• **What you have to do**
Determine the number of lines that have the string "this" in them, and give only that number.
* * * * * * *
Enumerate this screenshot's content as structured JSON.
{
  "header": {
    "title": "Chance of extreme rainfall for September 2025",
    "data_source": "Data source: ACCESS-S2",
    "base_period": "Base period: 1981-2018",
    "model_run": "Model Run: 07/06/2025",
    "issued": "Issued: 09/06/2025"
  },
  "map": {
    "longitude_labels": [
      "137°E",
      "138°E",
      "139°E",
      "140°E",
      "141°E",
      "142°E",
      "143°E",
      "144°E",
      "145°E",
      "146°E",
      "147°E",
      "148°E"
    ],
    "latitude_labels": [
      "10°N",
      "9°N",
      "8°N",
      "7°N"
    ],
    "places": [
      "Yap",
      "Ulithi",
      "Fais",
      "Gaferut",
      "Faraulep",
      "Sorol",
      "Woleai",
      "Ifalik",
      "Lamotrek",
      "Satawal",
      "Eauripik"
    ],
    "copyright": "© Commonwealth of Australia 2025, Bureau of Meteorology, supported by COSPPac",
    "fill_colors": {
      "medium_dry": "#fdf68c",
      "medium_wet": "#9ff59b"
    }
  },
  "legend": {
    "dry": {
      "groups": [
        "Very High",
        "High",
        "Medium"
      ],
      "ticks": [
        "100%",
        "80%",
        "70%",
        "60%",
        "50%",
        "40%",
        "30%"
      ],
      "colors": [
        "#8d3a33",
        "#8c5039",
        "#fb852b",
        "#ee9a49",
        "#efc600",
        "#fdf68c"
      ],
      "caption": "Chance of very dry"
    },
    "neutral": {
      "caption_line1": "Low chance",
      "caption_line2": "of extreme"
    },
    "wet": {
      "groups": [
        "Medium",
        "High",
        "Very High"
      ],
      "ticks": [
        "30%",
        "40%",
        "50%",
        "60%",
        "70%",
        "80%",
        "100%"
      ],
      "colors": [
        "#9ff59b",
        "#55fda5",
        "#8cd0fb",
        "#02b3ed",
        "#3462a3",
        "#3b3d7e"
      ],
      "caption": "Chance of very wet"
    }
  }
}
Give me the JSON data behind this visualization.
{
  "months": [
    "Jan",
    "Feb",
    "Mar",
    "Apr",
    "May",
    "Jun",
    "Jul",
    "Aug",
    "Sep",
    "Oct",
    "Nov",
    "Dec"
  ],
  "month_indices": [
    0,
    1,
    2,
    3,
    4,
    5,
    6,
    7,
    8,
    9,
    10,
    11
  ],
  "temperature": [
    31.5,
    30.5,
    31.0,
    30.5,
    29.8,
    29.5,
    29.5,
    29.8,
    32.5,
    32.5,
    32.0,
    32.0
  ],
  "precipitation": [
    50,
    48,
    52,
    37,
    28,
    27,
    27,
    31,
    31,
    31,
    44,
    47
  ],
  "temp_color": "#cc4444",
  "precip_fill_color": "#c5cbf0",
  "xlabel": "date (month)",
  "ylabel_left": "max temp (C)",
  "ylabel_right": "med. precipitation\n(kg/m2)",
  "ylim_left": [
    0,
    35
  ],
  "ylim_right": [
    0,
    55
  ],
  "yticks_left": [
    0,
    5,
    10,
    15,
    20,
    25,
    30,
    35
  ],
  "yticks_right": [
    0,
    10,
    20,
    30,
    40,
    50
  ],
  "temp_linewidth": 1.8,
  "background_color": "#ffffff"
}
* * * * * * *
• **Answer for the task**
2